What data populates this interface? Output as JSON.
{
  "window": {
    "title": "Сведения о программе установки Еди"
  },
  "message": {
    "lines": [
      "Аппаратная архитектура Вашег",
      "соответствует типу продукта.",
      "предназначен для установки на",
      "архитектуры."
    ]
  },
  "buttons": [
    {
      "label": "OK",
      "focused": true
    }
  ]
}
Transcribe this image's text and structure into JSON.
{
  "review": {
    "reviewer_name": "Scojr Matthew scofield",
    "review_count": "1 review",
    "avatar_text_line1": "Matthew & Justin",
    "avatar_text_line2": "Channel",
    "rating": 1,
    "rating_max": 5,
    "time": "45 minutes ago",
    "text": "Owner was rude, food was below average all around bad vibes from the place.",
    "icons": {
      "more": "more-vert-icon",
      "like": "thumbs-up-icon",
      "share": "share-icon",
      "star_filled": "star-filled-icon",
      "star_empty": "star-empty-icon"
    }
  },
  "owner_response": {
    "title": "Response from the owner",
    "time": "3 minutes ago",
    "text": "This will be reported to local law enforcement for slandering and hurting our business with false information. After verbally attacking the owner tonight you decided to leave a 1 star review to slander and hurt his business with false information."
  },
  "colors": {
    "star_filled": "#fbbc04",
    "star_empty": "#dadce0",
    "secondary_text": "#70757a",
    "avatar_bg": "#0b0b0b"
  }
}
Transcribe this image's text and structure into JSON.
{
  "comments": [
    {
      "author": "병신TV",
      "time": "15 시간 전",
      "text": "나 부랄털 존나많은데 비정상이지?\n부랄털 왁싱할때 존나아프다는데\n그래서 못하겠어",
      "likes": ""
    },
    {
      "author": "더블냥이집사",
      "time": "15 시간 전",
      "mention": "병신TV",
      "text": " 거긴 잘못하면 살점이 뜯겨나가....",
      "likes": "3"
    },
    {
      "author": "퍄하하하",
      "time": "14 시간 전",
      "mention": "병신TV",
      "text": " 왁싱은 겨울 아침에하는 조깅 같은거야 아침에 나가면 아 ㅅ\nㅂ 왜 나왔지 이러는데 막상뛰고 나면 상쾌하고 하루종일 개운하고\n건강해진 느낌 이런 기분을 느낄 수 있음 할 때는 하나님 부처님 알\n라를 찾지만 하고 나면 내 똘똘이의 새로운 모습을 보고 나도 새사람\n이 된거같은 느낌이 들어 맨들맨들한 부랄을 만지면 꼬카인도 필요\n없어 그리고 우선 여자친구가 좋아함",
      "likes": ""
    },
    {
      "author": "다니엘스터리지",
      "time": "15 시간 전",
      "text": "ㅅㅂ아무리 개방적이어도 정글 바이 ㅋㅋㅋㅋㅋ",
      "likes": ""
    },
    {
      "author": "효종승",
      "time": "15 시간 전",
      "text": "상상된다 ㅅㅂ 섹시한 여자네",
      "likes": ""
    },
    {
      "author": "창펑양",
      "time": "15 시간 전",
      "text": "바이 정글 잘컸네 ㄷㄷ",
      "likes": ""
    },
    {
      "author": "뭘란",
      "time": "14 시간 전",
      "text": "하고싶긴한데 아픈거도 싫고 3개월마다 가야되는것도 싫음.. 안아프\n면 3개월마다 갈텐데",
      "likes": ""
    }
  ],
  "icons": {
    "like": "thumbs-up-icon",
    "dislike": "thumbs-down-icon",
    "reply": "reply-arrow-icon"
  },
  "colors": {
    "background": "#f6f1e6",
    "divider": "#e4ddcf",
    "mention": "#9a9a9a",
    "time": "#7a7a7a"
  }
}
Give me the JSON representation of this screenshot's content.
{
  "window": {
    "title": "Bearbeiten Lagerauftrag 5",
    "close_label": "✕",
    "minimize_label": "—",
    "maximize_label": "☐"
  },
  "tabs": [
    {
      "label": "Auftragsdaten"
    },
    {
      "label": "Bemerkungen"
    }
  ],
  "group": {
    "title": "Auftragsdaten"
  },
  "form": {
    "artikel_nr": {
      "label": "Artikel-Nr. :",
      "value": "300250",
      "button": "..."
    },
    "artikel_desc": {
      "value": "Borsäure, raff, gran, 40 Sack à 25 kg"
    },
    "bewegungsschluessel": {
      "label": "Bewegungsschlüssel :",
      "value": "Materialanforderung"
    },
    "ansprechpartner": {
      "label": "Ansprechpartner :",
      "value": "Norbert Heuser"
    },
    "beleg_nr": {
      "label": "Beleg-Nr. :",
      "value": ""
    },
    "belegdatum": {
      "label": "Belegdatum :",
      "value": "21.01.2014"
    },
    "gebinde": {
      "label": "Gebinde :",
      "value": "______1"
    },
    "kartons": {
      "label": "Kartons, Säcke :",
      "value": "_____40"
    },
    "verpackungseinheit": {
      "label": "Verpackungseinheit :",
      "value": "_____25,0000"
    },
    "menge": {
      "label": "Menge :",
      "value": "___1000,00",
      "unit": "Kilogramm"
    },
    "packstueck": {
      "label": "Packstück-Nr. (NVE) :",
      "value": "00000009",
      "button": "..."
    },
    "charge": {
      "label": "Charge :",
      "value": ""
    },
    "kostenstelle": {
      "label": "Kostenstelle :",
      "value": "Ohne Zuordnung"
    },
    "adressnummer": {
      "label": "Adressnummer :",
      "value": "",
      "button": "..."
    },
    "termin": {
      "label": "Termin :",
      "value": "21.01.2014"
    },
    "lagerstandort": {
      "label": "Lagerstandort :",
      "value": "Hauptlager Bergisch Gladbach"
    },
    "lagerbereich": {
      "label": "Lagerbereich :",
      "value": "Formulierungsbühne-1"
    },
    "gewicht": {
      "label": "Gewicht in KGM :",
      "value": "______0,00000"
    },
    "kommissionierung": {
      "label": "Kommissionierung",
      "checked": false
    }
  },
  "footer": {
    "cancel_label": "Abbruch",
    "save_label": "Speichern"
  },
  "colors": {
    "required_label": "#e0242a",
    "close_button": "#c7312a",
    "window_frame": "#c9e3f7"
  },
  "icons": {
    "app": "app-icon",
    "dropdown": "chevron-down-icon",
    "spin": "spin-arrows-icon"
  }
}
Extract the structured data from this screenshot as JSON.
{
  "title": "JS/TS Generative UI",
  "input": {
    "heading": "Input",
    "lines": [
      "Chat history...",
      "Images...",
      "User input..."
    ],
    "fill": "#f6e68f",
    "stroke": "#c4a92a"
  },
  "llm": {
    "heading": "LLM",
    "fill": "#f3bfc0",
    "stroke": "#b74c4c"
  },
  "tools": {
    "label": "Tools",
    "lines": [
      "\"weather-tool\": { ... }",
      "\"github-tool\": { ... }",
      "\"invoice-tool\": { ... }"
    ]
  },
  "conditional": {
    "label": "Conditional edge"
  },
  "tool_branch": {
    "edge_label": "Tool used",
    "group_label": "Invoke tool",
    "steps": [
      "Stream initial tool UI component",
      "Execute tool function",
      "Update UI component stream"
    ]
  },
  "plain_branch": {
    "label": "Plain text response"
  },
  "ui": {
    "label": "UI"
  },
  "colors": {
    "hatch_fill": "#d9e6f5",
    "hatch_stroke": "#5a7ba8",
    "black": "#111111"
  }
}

> Problem statement
Exactly reproduce the material above.

> Answer to this exercise
What data populates this interface? Output as JSON.
{
  "window": {
    "title": "Сведения о программе установки Еди"
  },
  "message": {
    "lines": [
      "Аппаратная архитектура Вашег",
      "соответствует типу продукта.",
      "предназначен для установки на",
      "архитектуры."
    ]
  },
  "buttons": [
    {
      "label": "OK",
      "focused": true
    }
  ]
}
Transcribe this image's text and structure into JSON.
{
  "review": {
    "reviewer_name": "Scojr Matthew scofield",
    "review_count": "1 review",
    "avatar_text_line1": "Matthew & Justin",
    "avatar_text_line2": "Channel",
    "rating": 1,
    "rating_max": 5,
    "time": "45 minutes ago",
    "text": "Owner was rude, food was below average all around bad vibes from the place.",
    "icons": {
      "more": "more-vert-icon",
      "like": "thumbs-up-icon",
      "share": "share-icon",
      "star_filled": "star-filled-icon",
      "star_empty": "star-empty-icon"
    }
  },
  "owner_response": {
    "title": "Response from the owner",
    "time": "3 minutes ago",
    "text": "This will be reported to local law enforcement for slandering and hurting our business with false information. After verbally attacking the owner tonight you decided to leave a 1 star review to slander and hurt his business with false information."
  },
  "colors": {
    "star_filled": "#fbbc04",
    "star_empty": "#dadce0",
    "secondary_text": "#70757a",
    "avatar_bg": "#0b0b0b"
  }
}
Transcribe this image's text and structure into JSON.
{
  "comments": [
    {
      "author": "병신TV",
      "time": "15 시간 전",
      "text": "나 부랄털 존나많은데 비정상이지?\n부랄털 왁싱할때 존나아프다는데\n그래서 못하겠어",
      "likes": ""
    },
    {
      "author": "더블냥이집사",
      "time": "15 시간 전",
      "mention": "병신TV",
      "text": " 거긴 잘못하면 살점이 뜯겨나가....",
      "likes": "3"
    },
    {
      "author": "퍄하하하",
      "time": "14 시간 전",
      "mention": "병신TV",
      "text": " 왁싱은 겨울 아침에하는 조깅 같은거야 아침에 나가면 아 ㅅ\nㅂ 왜 나왔지 이러는데 막상뛰고 나면 상쾌하고 하루종일 개운하고\n건강해진 느낌 이런 기분을 느낄 수 있음 할 때는 하나님 부처님 알\n라를 찾지만 하고 나면 내 똘똘이의 새로운 모습을 보고 나도 새사람\n이 된거같은 느낌이 들어 맨들맨들한 부랄을 만지면 꼬카인도 필요\n없어 그리고 우선 여자친구가 좋아함",
      "likes": ""
    },
    {
      "author": "다니엘스터리지",
      "time": "15 시간 전",
      "text": "ㅅㅂ아무리 개방적이어도 정글 바이 ㅋㅋㅋㅋㅋ",
      "likes": ""
    },
    {
      "author": "효종승",
      "time": "15 시간 전",
      "text": "상상된다 ㅅㅂ 섹시한 여자네",
      "likes": ""
    },
    {
      "author": "창펑양",
      "time": "15 시간 전",
      "text": "바이 정글 잘컸네 ㄷㄷ",
      "likes": ""
    },
    {
      "author": "뭘란",
      "time": "14 시간 전",
      "text": "하고싶긴한데 아픈거도 싫고 3개월마다 가야되는것도 싫음.. 안아프\n면 3개월마다 갈텐데",
      "likes": ""
    }
  ],
  "icons": {
    "like": "thumbs-up-icon",
    "dislike": "thumbs-down-icon",
    "reply": "reply-arrow-icon"
  },
  "colors": {
    "background": "#f6f1e6",
    "divider": "#e4ddcf",
    "mention": "#9a9a9a",
    "time": "#7a7a7a"
  }
}
Give me the JSON representation of this screenshot's content.
{
  "window": {
    "title": "Bearbeiten Lagerauftrag 5",
    "close_label": "✕",
    "minimize_label": "—",
    "maximize_label": "☐"
  },
  "tabs": [
    {
      "label": "Auftragsdaten"
    },
    {
      "label": "Bemerkungen"
    }
  ],
  "group": {
    "title": "Auftragsdaten"
  },
  "form": {
    "artikel_nr": {
      "label": "Artikel-Nr. :",
      "value": "300250",
      "button": "..."
    },
    "artikel_desc": {
      "value": "Borsäure, raff, gran, 40 Sack à 25 kg"
    },
    "bewegungsschluessel": {
      "label": "Bewegungsschlüssel :",
      "value": "Materialanforderung"
    },
    "ansprechpartner": {
      "label": "Ansprechpartner :",
      "value": "Norbert Heuser"
    },
    "beleg_nr": {
      "label": "Beleg-Nr. :",
      "value": ""
    },
    "belegdatum": {
      "label": "Belegdatum :",
      "value": "21.01.2014"
    },
    "gebinde": {
      "label": "Gebinde :",
      "value": "______1"
    },
    "kartons": {
      "label": "Kartons, Säcke :",
      "value": "_____40"
    },
    "verpackungseinheit": {
      "label": "Verpackungseinheit :",
      "value": "_____25,0000"
    },
    "menge": {
      "label": "Menge :",
      "value": "___1000,00",
      "unit": "Kilogramm"
    },
    "packstueck": {
      "label": "Packstück-Nr. (NVE) :",
      "value": "00000009",
      "button": "..."
    },
    "charge": {
      "label": "Charge :",
      "value": ""
    },
    "kostenstelle": {
      "label": "Kostenstelle :",
      "value": "Ohne Zuordnung"
    },
    "adressnummer": {
      "label": "Adressnummer :",
      "value": "",
      "button": "..."
    },
    "termin": {
      "label": "Termin :",
      "value": "21.01.2014"
    },
    "lagerstandort": {
      "label": "Lagerstandort :",
      "value": "Hauptlager Bergisch Gladbach"
    },
    "lagerbereich": {
      "label": "Lagerbereich :",
      "value": "Formulierungsbühne-1"
    },
    "gewicht": {
      "label": "Gewicht in KGM :",
      "value": "______0,00000"
    },
    "kommissionierung": {
      "label": "Kommissionierung",
      "checked": false
    }
  },
  "footer": {
    "cancel_label": "Abbruch",
    "save_label": "Speichern"
  },
  "colors": {
    "required_label": "#e0242a",
    "close_button": "#c7312a",
    "window_frame": "#c9e3f7"
  },
  "icons": {
    "app": "app-icon",
    "dropdown": "chevron-down-icon",
    "spin": "spin-arrows-icon"
  }
}
Extract the structured data from this screenshot as JSON.
{
  "title": "JS/TS Generative UI",
  "input": {
    "heading": "Input",
    "lines": [
      "Chat history...",
      "Images...",
      "User input..."
    ],
    "fill": "#f6e68f",
    "stroke": "#c4a92a"
  },
  "llm": {
    "heading": "LLM",
    "fill": "#f3bfc0",
    "stroke": "#b74c4c"
  },
  "tools": {
    "label": "Tools",
    "lines": [
      "\"weather-tool\": { ... }",
      "\"github-tool\": { ... }",
      "\"invoice-tool\": { ... }"
    ]
  },
  "conditional": {
    "label": "Conditional edge"
  },
  "tool_branch": {
    "edge_label": "Tool used",
    "group_label": "Invoke tool",
    "steps": [
      "Stream initial tool UI component",
      "Execute tool function",
      "Update UI component stream"
    ]
  },
  "plain_branch": {
    "label": "Plain text response"
  },
  "ui": {
    "label": "UI"
  },
  "colors": {
    "hatch_fill": "#d9e6f5",
    "hatch_stroke": "#5a7ba8",
    "black": "#111111"
  }
}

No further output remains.